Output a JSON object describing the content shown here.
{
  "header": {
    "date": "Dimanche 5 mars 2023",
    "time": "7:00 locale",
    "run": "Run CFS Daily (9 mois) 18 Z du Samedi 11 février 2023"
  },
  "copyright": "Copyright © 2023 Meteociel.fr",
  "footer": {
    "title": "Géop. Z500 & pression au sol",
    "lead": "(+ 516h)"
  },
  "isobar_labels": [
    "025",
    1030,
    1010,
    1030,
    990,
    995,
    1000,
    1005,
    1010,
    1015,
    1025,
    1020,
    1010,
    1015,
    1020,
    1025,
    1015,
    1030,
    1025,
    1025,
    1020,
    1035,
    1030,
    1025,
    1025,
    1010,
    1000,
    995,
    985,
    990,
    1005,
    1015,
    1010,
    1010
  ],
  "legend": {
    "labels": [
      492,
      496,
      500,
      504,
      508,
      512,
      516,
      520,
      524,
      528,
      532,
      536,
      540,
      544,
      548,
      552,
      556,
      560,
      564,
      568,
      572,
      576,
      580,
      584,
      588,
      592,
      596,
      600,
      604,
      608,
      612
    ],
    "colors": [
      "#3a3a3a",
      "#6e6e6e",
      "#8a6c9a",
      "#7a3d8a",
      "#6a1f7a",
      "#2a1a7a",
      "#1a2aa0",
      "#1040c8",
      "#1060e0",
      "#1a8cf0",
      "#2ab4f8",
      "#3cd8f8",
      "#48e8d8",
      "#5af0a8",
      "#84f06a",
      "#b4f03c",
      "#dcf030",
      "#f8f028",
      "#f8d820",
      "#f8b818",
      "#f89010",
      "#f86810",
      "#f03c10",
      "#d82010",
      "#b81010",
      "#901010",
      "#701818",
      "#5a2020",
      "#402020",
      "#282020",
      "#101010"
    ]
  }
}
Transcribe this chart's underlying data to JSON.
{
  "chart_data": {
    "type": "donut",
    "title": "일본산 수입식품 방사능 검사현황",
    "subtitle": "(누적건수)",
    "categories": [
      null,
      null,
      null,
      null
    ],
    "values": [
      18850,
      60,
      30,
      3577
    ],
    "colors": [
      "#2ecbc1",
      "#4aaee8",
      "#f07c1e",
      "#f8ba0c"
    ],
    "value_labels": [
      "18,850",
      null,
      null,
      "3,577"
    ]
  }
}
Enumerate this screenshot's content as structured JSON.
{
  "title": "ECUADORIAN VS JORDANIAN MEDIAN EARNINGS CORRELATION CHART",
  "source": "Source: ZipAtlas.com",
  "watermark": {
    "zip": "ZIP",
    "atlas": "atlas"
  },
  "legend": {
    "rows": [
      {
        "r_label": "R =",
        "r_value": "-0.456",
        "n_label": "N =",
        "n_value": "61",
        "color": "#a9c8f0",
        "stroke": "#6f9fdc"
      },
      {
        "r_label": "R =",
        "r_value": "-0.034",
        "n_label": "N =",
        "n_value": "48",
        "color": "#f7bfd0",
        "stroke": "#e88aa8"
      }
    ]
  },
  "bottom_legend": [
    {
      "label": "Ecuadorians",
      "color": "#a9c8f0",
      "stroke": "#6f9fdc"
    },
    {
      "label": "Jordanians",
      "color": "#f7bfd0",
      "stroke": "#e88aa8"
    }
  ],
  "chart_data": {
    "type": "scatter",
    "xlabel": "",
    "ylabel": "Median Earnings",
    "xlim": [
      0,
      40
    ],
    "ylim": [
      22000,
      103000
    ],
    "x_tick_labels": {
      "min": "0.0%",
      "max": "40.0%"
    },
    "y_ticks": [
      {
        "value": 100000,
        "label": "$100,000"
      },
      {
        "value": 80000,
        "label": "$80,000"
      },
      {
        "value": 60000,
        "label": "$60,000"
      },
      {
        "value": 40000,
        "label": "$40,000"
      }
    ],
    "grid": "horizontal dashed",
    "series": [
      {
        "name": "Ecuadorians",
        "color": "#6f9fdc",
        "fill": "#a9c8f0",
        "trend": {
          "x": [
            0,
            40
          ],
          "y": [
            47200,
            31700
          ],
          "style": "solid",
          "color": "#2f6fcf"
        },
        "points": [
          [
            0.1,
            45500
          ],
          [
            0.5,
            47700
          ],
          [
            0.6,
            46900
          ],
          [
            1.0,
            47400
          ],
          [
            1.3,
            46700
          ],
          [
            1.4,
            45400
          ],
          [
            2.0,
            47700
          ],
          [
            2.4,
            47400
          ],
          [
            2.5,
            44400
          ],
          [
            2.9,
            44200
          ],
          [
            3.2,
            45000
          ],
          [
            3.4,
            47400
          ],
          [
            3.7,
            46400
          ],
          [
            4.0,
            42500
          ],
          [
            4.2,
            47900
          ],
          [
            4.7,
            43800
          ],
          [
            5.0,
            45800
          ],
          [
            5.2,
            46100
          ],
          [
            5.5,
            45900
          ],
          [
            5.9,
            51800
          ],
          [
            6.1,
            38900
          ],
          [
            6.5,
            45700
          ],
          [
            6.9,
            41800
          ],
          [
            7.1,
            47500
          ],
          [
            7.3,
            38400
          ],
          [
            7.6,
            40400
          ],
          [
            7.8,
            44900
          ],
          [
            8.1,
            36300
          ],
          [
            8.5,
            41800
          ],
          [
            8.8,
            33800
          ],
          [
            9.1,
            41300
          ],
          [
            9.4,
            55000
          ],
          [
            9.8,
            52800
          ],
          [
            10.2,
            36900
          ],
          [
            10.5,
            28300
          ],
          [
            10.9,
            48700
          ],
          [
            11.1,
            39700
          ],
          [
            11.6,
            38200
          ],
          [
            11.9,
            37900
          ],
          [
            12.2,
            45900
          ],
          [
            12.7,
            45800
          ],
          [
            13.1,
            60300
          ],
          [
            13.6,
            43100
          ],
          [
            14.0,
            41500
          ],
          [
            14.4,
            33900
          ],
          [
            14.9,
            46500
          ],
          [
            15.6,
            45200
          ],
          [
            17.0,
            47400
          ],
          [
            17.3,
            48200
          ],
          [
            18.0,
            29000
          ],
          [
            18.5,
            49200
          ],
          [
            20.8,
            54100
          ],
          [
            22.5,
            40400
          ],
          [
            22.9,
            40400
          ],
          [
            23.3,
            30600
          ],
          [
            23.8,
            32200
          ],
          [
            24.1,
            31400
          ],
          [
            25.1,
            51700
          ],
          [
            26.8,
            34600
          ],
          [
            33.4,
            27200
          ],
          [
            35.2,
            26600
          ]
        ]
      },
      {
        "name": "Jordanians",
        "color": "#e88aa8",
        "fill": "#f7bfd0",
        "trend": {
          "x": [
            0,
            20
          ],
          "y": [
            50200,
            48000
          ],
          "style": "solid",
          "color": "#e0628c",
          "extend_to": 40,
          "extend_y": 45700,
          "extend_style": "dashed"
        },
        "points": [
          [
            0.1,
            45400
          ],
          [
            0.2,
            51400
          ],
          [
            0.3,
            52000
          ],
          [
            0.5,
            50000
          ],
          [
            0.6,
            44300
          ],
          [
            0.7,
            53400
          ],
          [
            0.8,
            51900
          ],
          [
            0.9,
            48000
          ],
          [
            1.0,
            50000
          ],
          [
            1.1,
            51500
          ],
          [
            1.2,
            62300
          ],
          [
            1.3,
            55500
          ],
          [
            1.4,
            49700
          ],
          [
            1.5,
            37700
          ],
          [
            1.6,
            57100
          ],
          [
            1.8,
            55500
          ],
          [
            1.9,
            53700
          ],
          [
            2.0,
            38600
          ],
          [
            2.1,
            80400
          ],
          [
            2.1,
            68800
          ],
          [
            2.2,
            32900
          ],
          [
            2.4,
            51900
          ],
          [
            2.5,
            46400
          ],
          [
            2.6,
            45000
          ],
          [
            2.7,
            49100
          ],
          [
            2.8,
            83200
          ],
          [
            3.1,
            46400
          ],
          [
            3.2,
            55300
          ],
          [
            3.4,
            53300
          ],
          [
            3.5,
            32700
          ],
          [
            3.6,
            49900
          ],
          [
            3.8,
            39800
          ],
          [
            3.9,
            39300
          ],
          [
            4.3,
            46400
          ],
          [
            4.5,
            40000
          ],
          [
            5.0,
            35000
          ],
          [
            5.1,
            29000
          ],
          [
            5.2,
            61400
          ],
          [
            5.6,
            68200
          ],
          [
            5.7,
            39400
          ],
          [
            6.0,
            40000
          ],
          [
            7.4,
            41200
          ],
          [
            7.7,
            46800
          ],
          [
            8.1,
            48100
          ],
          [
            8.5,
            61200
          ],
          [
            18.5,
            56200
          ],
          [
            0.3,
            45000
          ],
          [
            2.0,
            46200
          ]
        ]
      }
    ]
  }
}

+===+

Return only those lines of the records that contain the string "this".

Transcribe this chart's underlying data to JSON.
Enumerate this screenshot's content as structured JSON.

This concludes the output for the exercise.